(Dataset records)
# # # # #

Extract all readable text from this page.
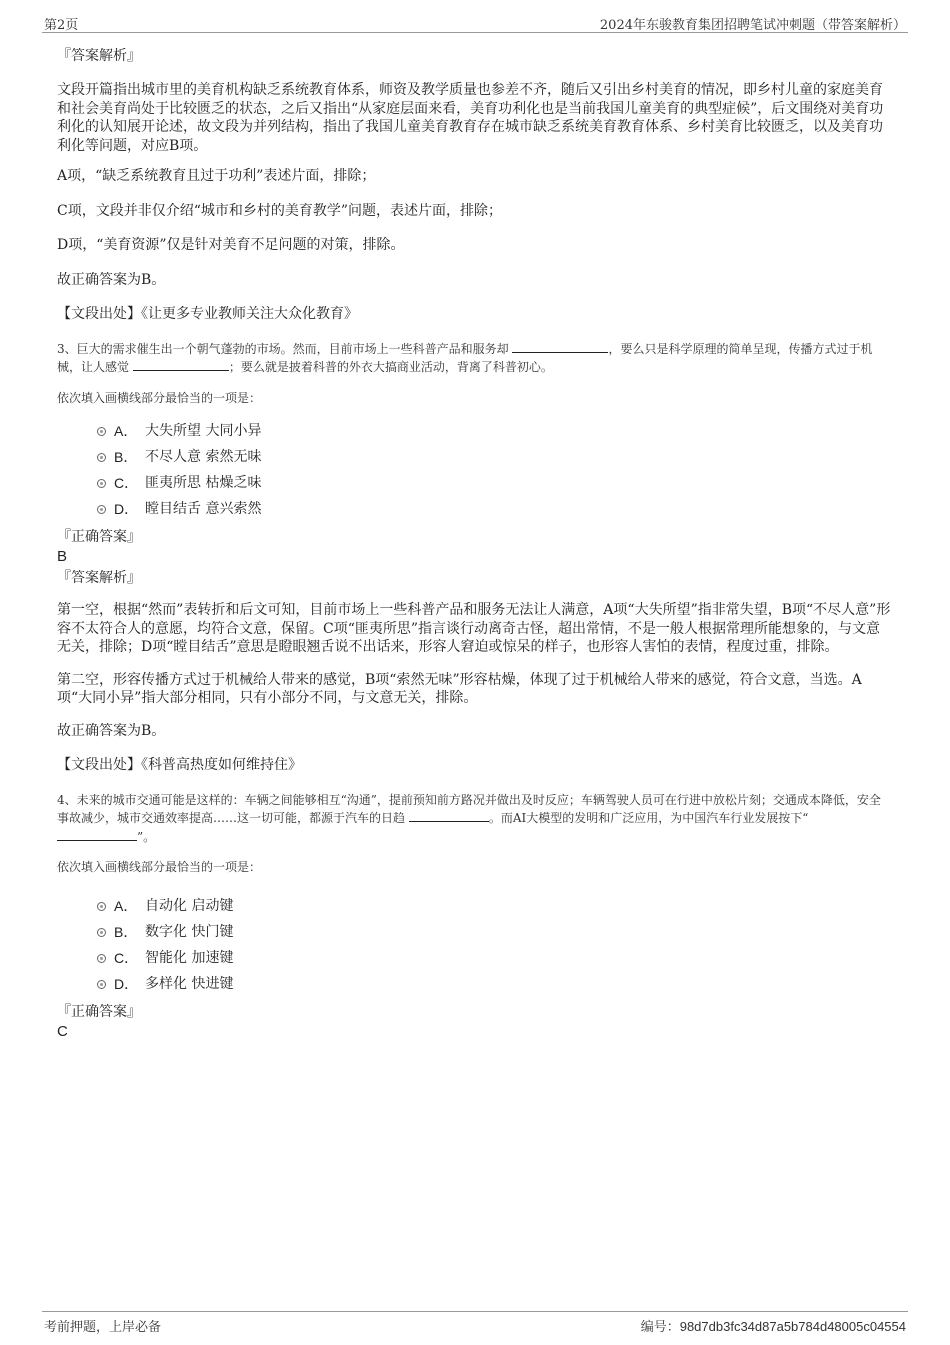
第2页	2024年东骏教育集团招聘笔试冲刺题（带答案解析）
『答案解析』
文段开篇指出城市里的美育机构缺乏系统教育体系，师资及教学质量也参差不齐，随后又引出乡村美育的情况，即乡村儿童的家庭美育和社会美育尚处于比较匮乏的状态，之后又指出“从家庭层面来看，美育功利化也是当前我国儿童美育的典型症候”，后文围绕对美育功利化的认知展开论述，故文段为并列结构，指出了我国儿童美育教育存在城市缺乏系统美育教育体系、乡村美育比较匮乏，以及美育功利化等问题，对应B项。
A项，“缺乏系统教育且过于功利”表述片面，排除；
C项，文段并非仅介绍“城市和乡村的美育教学”问题，表述片面，排除；
D项，“美育资源”仅是针对美育不足问题的对策，排除。
故正确答案为B。
【文段出处】《让更多专业教师关注大众化教育》
3、巨大的需求催生出一个朝气蓬勃的市场。然而，目前市场上一些科普产品和服务却	，要么只是科学原理的简单呈现，传播方式过于机械，让人感觉	；要么就是披着科普的外衣大搞商业活动，背离了科普初心。
依次填入画横线部分最恰当的一项是：
A． 大失所望 大同小异
B． 不尽人意 索然无味
C． 匪夷所思 枯燥乏味
D． 瞠目结舌 意兴索然
『正确答案』
B
『答案解析』
第一空，根据“然而”表转折和后文可知，目前市场上一些科普产品和服务无法让人满意，A项“大失所望”指非常失望，B项“不尽人意”形容不太符合人的意愿，均符合文意，保留。C项“匪夷所思”指言谈行动离奇古怪，超出常情，不是一般人根据常理所能想象的，与文意无关，排除；D项“瞠目结舌”意思是瞪眼翘舌说不出话来，形容人窘迫或惊呆的样子，也形容人害怕的表情，程度过重，排除。
第二空，形容传播方式过于机械给人带来的感觉，B项“索然无味”形容枯燥，体现了过于机械给人带来的感觉，符合文意，当选。A项“大同小异”指大部分相同，只有小部分不同，与文意无关，排除。
故正确答案为B。
【文段出处】《科普高热度如何维持住》
4、未来的城市交通可能是这样的：车辆之间能够相互“沟通”，提前预知前方路况并做出及时反应；车辆驾驶人员可在行进中放松片刻；交通成本降低，安全事故减少，城市交通效率提高……这一切可能，都源于汽车的日趋	。而AI大模型的发明和广泛应用，为中国汽车行业发展按下“ ”。
依次填入画横线部分最恰当的一项是：
A． 自动化 启动键
B． 数字化 快门键
C． 智能化 加速键
D． 多样化 快进键
『正确答案』
C
考前押题，上岸必备	编号：98d7db3fc34d87a5b784d48005c04554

# # # # #

**Short task**. Transcribe all entries above exactly. Drop the pictures.

**Task result**.
Extract all readable text from this page.
第2页	2024年东骏教育集团招聘笔试冲刺题（带答案解析）
『答案解析』
文段开篇指出城市里的美育机构缺乏系统教育体系，师资及教学质量也参差不齐，随后又引出乡村美育的情况，即乡村儿童的家庭美育和社会美育尚处于比较匮乏的状态，之后又指出“从家庭层面来看，美育功利化也是当前我国儿童美育的典型症候”，后文围绕对美育功利化的认知展开论述，故文段为并列结构，指出了我国儿童美育教育存在城市缺乏系统美育教育体系、乡村美育比较匮乏，以及美育功利化等问题，对应B项。
A项，“缺乏系统教育且过于功利”表述片面，排除；
C项，文段并非仅介绍“城市和乡村的美育教学”问题，表述片面，排除；
D项，“美育资源”仅是针对美育不足问题的对策，排除。
故正确答案为B。
【文段出处】《让更多专业教师关注大众化教育》
3、巨大的需求催生出一个朝气蓬勃的市场。然而，目前市场上一些科普产品和服务却	，要么只是科学原理的简单呈现，传播方式过于机械，让人感觉	；要么就是披着科普的外衣大搞商业活动，背离了科普初心。
依次填入画横线部分最恰当的一项是：
A． 大失所望 大同小异
B． 不尽人意 索然无味
C． 匪夷所思 枯燥乏味
D． 瞠目结舌 意兴索然
『正确答案』
B
『答案解析』
第一空，根据“然而”表转折和后文可知，目前市场上一些科普产品和服务无法让人满意，A项“大失所望”指非常失望，B项“不尽人意”形容不太符合人的意愿，均符合文意，保留。C项“匪夷所思”指言谈行动离奇古怪，超出常情，不是一般人根据常理所能想象的，与文意无关，排除；D项“瞠目结舌”意思是瞪眼翘舌说不出话来，形容人窘迫或惊呆的样子，也形容人害怕的表情，程度过重，排除。
第二空，形容传播方式过于机械给人带来的感觉，B项“索然无味”形容枯燥，体现了过于机械给人带来的感觉，符合文意，当选。A项“大同小异”指大部分相同，只有小部分不同，与文意无关，排除。
故正确答案为B。
【文段出处】《科普高热度如何维持住》
4、未来的城市交通可能是这样的：车辆之间能够相互“沟通”，提前预知前方路况并做出及时反应；车辆驾驶人员可在行进中放松片刻；交通成本降低，安全事故减少，城市交通效率提高……这一切可能，都源于汽车的日趋	。而AI大模型的发明和广泛应用，为中国汽车行业发展按下“ ”。
依次填入画横线部分最恰当的一项是：
A． 自动化 启动键
B． 数字化 快门键
C． 智能化 加速键
D． 多样化 快进键
『正确答案』
C
考前押题，上岸必备	编号：98d7db3fc34d87a5b784d48005c04554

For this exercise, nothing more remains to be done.